• Exercise directions:
Go through the data below and gather each line containing "screenshot".

— BEGIN Data shown —

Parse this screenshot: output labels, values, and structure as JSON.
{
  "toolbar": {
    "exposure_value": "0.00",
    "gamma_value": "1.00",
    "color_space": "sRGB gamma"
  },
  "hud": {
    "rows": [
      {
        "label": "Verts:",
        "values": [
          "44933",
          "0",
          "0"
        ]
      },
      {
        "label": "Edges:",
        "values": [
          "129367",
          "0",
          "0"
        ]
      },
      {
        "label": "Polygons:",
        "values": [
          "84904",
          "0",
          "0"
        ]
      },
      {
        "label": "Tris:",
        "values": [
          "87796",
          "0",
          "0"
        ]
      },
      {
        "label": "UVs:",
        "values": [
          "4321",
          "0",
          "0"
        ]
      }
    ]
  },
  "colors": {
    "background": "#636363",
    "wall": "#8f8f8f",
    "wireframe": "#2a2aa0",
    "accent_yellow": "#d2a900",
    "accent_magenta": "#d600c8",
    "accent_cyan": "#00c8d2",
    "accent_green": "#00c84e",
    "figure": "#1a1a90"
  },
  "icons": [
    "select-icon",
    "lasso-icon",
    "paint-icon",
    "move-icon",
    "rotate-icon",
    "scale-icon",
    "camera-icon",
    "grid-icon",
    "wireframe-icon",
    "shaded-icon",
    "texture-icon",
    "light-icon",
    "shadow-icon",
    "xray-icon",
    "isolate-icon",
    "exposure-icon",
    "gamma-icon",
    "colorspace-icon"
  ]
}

— END Data shown —
— BEGIN Data shown —

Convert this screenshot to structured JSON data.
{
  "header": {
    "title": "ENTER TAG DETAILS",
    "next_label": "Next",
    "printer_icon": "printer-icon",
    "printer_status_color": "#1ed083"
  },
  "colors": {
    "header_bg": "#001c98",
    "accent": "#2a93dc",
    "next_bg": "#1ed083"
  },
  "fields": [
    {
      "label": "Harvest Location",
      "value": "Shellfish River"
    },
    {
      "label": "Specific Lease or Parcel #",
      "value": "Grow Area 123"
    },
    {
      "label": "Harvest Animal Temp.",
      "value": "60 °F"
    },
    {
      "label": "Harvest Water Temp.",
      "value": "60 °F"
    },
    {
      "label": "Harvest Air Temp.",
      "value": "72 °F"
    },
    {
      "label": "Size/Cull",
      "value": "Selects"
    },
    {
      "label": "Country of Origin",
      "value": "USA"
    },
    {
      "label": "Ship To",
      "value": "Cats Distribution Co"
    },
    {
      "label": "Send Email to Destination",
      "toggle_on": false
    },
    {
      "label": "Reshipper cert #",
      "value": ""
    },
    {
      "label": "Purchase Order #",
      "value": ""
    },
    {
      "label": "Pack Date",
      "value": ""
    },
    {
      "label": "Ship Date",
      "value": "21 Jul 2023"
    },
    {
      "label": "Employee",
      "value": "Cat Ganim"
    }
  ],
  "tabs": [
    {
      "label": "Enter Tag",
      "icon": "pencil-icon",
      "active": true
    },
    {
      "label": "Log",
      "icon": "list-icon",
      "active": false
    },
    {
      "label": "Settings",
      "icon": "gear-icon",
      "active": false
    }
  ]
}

— END Data shown —
— BEGIN Data shown —

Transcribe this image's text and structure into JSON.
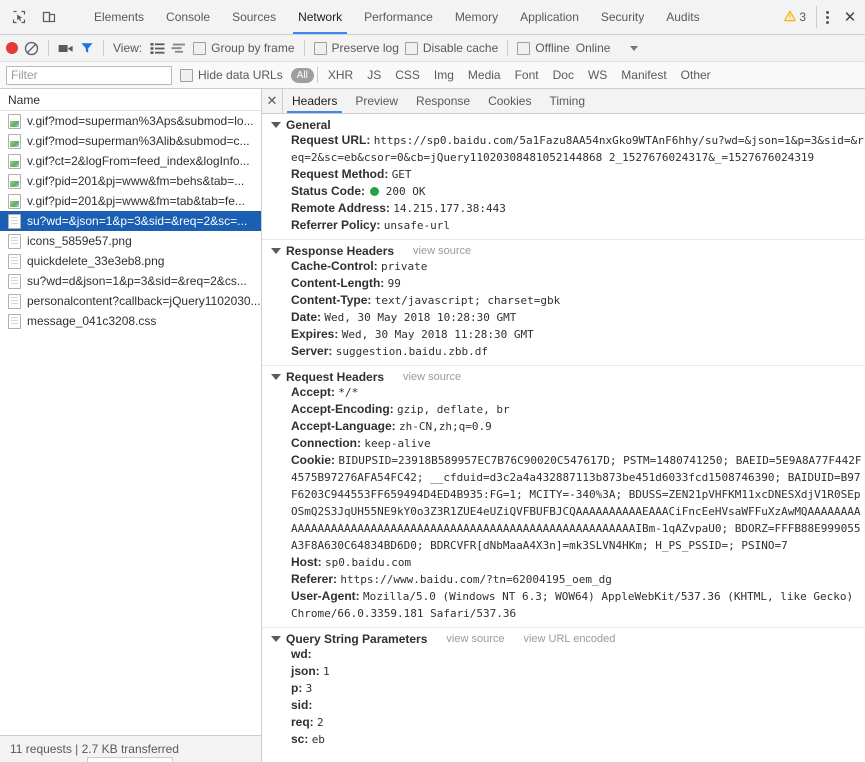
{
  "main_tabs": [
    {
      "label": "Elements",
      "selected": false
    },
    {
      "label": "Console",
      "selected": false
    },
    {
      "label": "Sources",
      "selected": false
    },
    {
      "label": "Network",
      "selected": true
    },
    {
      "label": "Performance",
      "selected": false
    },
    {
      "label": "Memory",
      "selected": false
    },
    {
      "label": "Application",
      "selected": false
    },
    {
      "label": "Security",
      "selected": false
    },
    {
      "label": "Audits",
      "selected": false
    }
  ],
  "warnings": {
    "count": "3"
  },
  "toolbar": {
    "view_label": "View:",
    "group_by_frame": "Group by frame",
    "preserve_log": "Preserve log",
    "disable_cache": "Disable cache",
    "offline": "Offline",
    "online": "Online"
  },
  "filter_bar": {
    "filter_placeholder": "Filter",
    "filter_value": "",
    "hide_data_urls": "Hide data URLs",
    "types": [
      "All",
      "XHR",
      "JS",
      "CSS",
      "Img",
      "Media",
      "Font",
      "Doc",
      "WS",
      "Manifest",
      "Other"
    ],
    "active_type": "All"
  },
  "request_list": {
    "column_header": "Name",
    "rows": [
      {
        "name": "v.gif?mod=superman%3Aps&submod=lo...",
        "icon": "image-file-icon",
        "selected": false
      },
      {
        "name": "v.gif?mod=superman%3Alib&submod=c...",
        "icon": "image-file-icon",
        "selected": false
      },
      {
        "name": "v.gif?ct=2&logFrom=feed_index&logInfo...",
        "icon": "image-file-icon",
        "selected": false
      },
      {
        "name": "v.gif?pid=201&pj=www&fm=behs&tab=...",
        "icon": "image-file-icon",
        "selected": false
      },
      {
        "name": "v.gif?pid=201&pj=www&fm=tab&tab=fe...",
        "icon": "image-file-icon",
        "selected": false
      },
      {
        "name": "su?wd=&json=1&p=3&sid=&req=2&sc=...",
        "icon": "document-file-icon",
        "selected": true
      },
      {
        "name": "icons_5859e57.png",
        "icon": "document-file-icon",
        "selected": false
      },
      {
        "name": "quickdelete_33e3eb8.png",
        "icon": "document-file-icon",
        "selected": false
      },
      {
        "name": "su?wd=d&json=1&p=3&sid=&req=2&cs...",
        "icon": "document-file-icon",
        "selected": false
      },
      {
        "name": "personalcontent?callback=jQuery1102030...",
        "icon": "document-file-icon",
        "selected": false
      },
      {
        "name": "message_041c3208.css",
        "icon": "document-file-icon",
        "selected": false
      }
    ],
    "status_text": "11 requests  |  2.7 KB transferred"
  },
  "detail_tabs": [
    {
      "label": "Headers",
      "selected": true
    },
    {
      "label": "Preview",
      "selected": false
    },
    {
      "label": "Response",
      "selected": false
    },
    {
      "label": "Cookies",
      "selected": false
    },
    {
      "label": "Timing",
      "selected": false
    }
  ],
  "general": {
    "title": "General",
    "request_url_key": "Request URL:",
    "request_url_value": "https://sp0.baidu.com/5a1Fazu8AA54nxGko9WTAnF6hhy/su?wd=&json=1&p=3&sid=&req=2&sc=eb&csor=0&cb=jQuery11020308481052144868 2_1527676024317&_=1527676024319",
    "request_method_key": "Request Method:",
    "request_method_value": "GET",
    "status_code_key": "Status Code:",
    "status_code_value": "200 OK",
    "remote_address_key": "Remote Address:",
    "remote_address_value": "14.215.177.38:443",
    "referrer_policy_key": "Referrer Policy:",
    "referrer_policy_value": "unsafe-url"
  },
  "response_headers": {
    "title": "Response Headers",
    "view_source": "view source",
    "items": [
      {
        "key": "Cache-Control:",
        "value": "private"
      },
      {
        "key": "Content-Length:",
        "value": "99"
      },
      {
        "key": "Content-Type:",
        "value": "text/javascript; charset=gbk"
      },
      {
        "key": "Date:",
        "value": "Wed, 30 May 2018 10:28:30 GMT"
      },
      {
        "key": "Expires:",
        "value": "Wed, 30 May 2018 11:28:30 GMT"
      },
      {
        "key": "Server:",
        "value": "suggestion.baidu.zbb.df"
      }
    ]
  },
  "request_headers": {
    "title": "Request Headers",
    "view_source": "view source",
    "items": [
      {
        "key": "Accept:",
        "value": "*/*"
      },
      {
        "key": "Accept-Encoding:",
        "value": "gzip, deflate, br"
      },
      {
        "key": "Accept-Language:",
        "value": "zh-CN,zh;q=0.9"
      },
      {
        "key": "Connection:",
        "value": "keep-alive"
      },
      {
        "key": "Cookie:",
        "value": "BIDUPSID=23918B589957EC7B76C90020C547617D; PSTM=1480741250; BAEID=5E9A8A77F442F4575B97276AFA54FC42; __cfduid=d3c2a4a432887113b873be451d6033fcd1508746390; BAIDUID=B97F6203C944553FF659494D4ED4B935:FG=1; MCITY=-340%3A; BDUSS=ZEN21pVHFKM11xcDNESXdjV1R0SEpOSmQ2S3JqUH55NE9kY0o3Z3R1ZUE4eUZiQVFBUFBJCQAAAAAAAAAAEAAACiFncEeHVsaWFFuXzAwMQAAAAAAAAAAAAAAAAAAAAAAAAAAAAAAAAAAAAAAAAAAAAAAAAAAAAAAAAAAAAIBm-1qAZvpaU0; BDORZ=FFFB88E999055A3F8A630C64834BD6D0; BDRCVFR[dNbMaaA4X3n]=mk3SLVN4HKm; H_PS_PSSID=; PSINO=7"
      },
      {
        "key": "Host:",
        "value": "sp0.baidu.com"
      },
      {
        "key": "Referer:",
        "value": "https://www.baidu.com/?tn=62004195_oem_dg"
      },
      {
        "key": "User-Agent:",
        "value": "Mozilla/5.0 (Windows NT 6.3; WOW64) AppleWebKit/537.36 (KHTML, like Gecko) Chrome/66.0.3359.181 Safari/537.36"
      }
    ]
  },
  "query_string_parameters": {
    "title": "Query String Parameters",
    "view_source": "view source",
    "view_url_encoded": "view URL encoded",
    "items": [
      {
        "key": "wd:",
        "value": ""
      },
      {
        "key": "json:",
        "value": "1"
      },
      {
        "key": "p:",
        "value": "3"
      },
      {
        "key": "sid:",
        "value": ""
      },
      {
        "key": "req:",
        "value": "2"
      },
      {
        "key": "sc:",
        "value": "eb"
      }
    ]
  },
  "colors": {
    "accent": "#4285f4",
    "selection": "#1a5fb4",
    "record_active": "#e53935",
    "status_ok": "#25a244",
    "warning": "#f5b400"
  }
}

— END Data shown —

• Exercise result:
Parse this screenshot: output labels, values, and structure as JSON.
Convert this screenshot to structured JSON data.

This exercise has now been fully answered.